* [Problem to work on] Locate the line that contains "Read this page and output its text content." in the data that follows. Copy it and every subsequent line to the end, exactly, excluding pictures.
======
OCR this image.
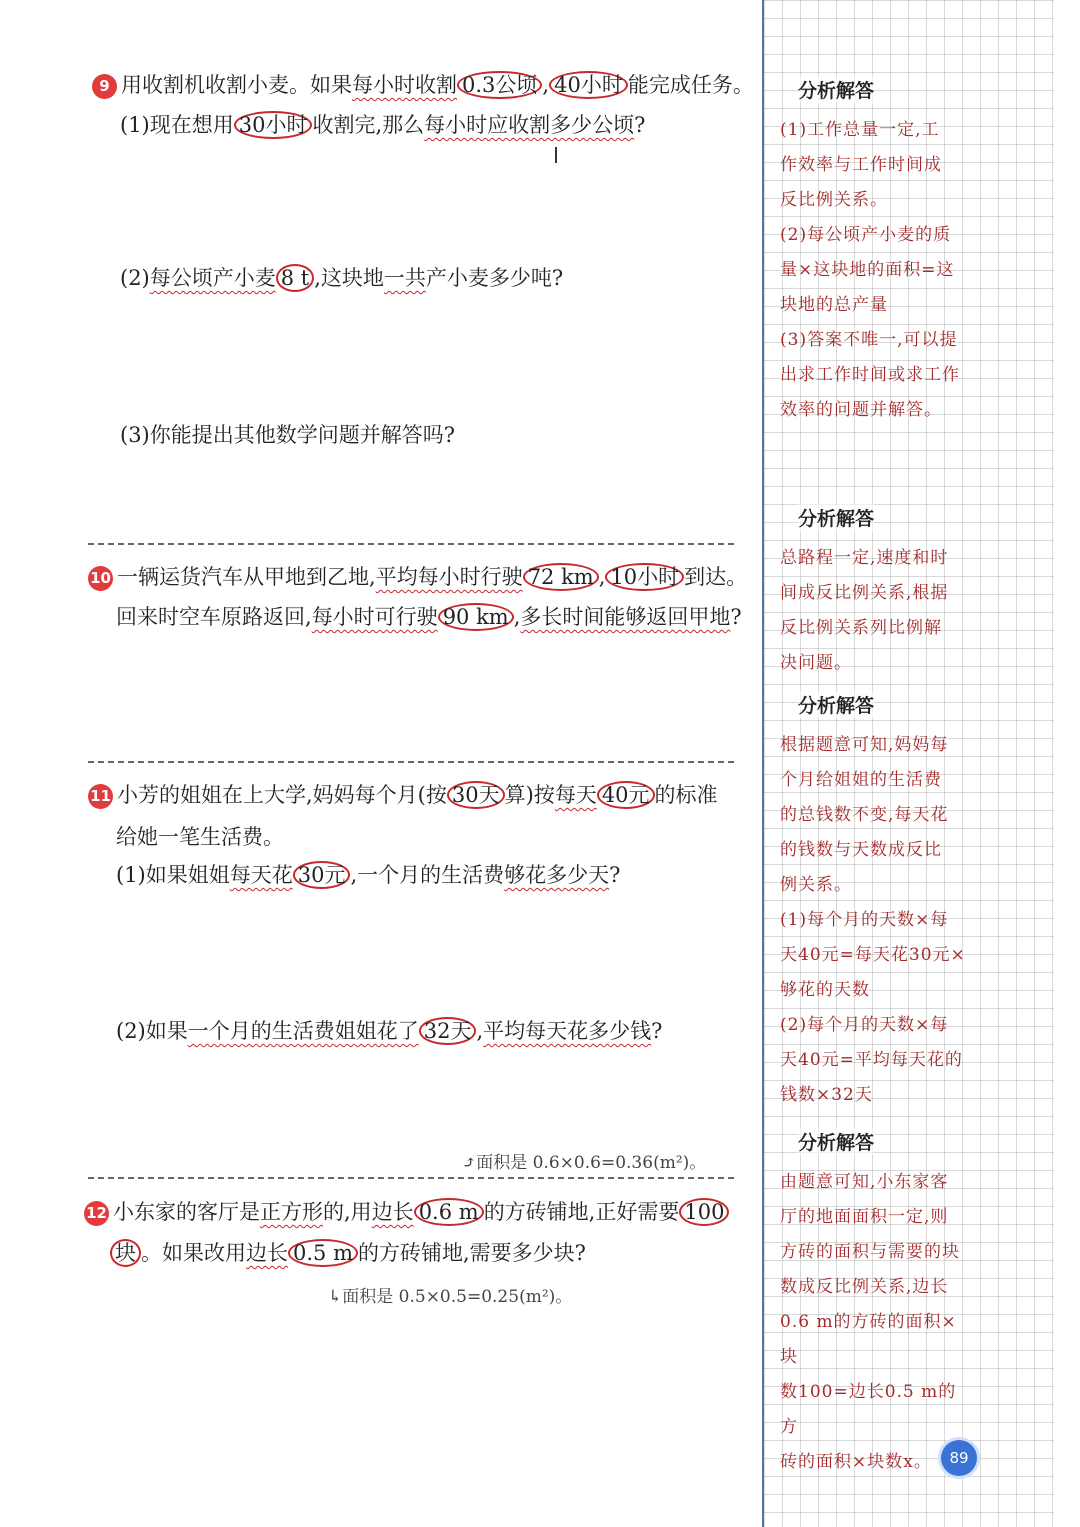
9 用收割机收割小麦。如果每小时收割 0.3公顷 , 40小时 能完成任务。
(1)现在想用 30小时 收割完,那么每小时应收割多少公顷?
(2)每公顷产小麦 8 t ,这块地一共产小麦多少吨?
(3)你能提出其他数学问题并解答吗?
10 一辆运货汽车从甲地到乙地,平均每小时行驶 72 km , 10小时 到达。
回来时空车原路返回,每小时可行驶 90 km ,多长时间能够返回甲地?
11 小芳的姐姐在上大学,妈妈每个月(按 30天 算)按每天 40元 的标准
给她一笔生活费。
(1)如果姐姐每天花 30元 ,一个月的生活费够花多少天?
(2)如果一个月的生活费姐姐花了 32天 ,平均每天花多少钱?
⤴面积是 0.6×0.6=0.36(m²)。
12 小东家的客厅是正方形的,用边长 0.6 m 的方砖铺地,正好需要 100
块 。如果改用边长 0.5 m 的方砖铺地,需要多少块?
↳面积是 0.5×0.5=0.25(m²)。
分析解答
(1)工作总量一定,工
作效率与工作时间成
反比例关系。
(2)每公顷产小麦的质
量×这块地的面积=这
块地的总产量
(3)答案不唯一,可以提
出求工作时间或求工作
效率的问题并解答。
分析解答
总路程一定,速度和时
间成反比例关系,根据
反比例关系列比例解
决问题。
分析解答
根据题意可知,妈妈每
个月给姐姐的生活费
的总钱数不变,每天花
的钱数与天数成反比
例关系。
(1)每个月的天数×每
天40元=每天花30元×
够花的天数
(2)每个月的天数×每
天40元=平均每天花的
钱数×32天
分析解答
由题意可知,小东家客
厅的地面面积一定,则
方砖的面积与需要的块
数成反比例关系,边长
0.6 m的方砖的面积×块
数100=边长0.5 m的方
砖的面积×块数x。	89
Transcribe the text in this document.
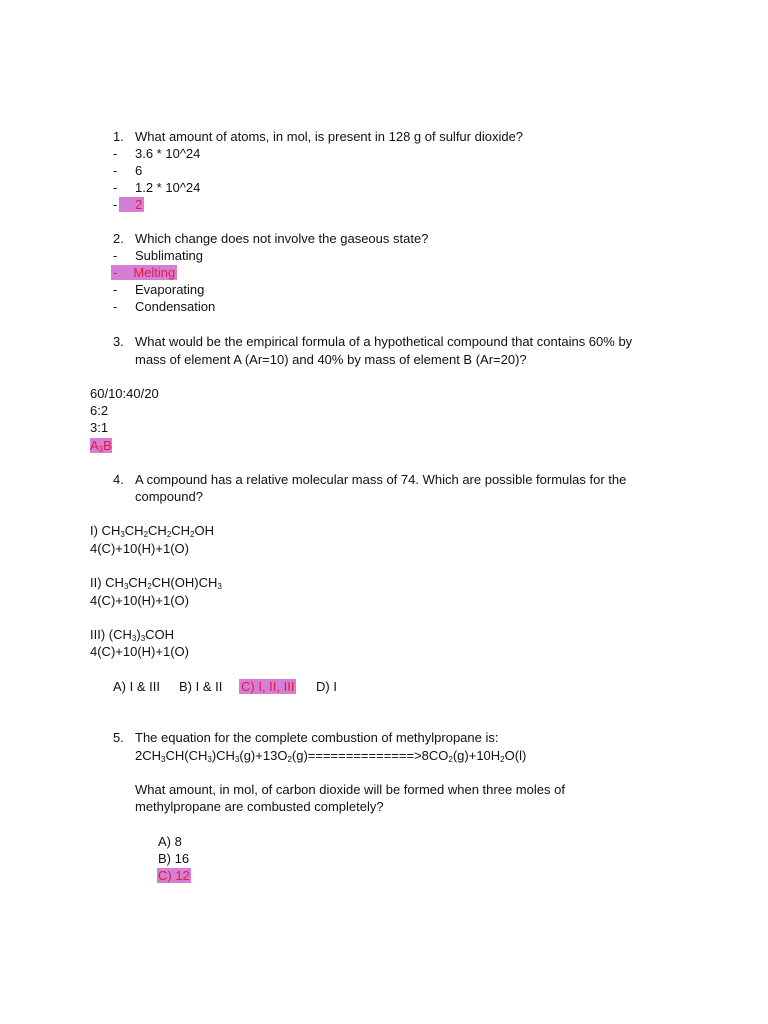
1. What amount of atoms, in mol, is present in 128 g of sulfur dioxide?
- 3.6 * 10^24
- 6
- 1.2 * 10^24
-	2
2. Which change does not involve the gaseous state?
- Sublimating
- Melting
- Evaporating
- Condensation
3. What would be the empirical formula of a hypothetical compound that contains 60% by
mass of element A (Ar=10) and 40% by mass of element B (Ar=20)?
60/10:40/20
6:2
3:1
$A_3B$
4. A compound has a relative molecular mass of 74. Which are possible formulas for the
compound?
I) $CH_3CH_2CH_2CH_2OH$
4(C)+10(H)+1(O)
II) $CH_3CH_2CH(OH)CH_3$
4(C)+10(H)+1(O)
III) $(CH_3)_3COH$
4(C)+10(H)+1(O)
A) I & III B) I & II C) I, II, III D) I
5. The equation for the complete combustion of methylpropane is:
$2CH_3CH(CH_3)CH_3(g)+13O_2(g)==============>8CO_2(g)+10H_2O(l)$
What amount, in mol, of carbon dioxide will be formed when three moles of
methylpropane are combusted completely?
A) 8
B) 16
C) 12
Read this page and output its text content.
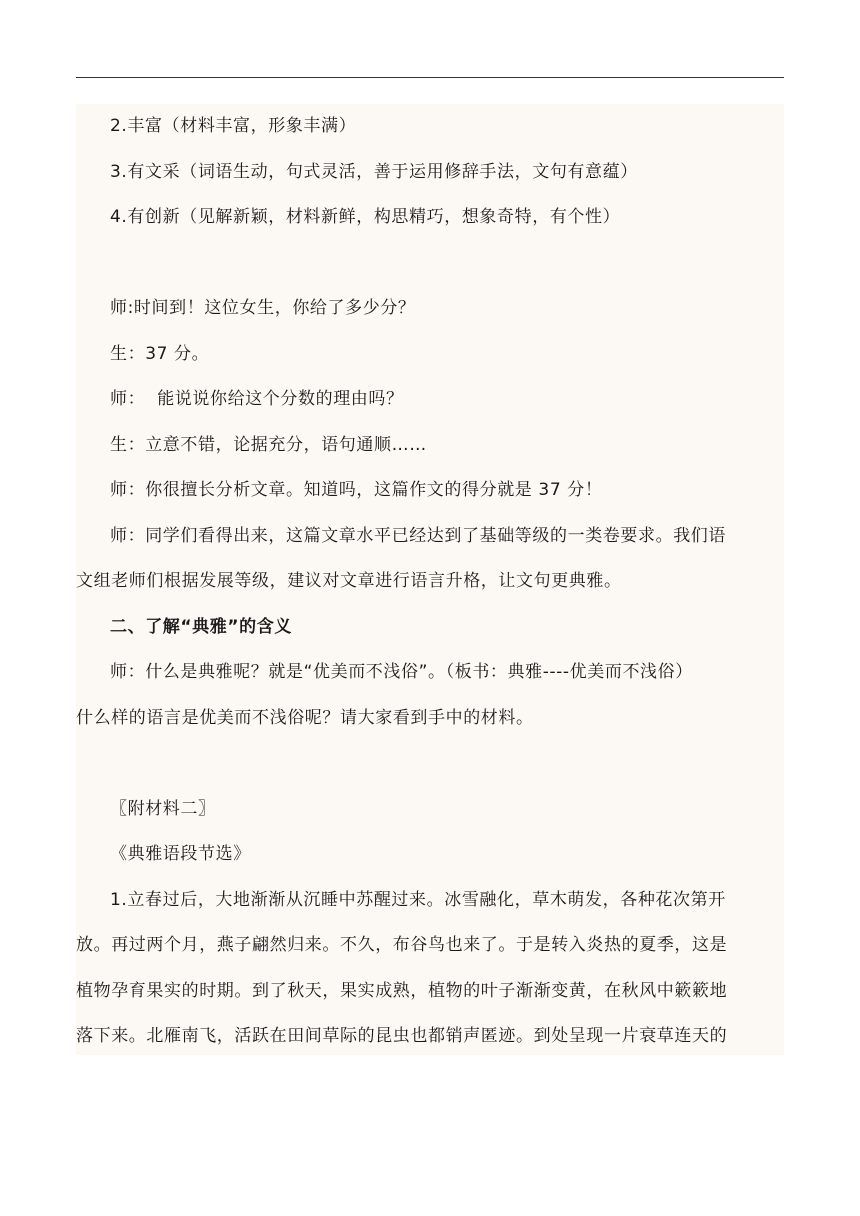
2.丰富（材料丰富，形象丰满）
3.有文采（词语生动，句式灵活，善于运用修辞手法，文句有意蕴）
4.有创新（见解新颖，材料新鲜，构思精巧，想象奇特，有个性）
师:时间到！这位女生，你给了多少分？
生：37 分。
师：  能说说你给这个分数的理由吗？
生：立意不错，论据充分，语句通顺……
师：你很擅长分析文章。知道吗，这篇作文的得分就是 37 分！
师：同学们看得出来，这篇文章水平已经达到了基础等级的一类卷要求。我们语
文组老师们根据发展等级，建议对文章进行语言升格，让文句更典雅。
二、了解“典雅”的含义
师：什么是典雅呢？就是“优美而不浅俗”。（板书：典雅----优美而不浅俗）
什么样的语言是优美而不浅俗呢？请大家看到手中的材料。
〖附材料二〗
《典雅语段节选》
1.立春过后，大地渐渐从沉睡中苏醒过来。冰雪融化，草木萌发，各种花次第开
放。再过两个月，燕子翩然归来。不久，布谷鸟也来了。于是转入炎热的夏季，这是
植物孕育果实的时期。到了秋天，果实成熟，植物的叶子渐渐变黄，在秋风中簌簌地
落下来。北雁南飞，活跃在田间草际的昆虫也都销声匿迹。到处呈现一片衰草连天的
======
* [Result for this task]
Read this page and output its text content.
2.丰富（材料丰富，形象丰满）
3.有文采（词语生动，句式灵活，善于运用修辞手法，文句有意蕴）
4.有创新（见解新颖，材料新鲜，构思精巧，想象奇特，有个性）
师:时间到！这位女生，你给了多少分？
生：37 分。
师：  能说说你给这个分数的理由吗？
生：立意不错，论据充分，语句通顺……
师：你很擅长分析文章。知道吗，这篇作文的得分就是 37 分！
师：同学们看得出来，这篇文章水平已经达到了基础等级的一类卷要求。我们语
文组老师们根据发展等级，建议对文章进行语言升格，让文句更典雅。
二、了解“典雅”的含义
师：什么是典雅呢？就是“优美而不浅俗”。（板书：典雅----优美而不浅俗）
什么样的语言是优美而不浅俗呢？请大家看到手中的材料。
〖附材料二〗
《典雅语段节选》
1.立春过后，大地渐渐从沉睡中苏醒过来。冰雪融化，草木萌发，各种花次第开
放。再过两个月，燕子翩然归来。不久，布谷鸟也来了。于是转入炎热的夏季，这是
植物孕育果实的时期。到了秋天，果实成熟，植物的叶子渐渐变黄，在秋风中簌簌地
落下来。北雁南飞，活跃在田间草际的昆虫也都销声匿迹。到处呈现一片衰草连天的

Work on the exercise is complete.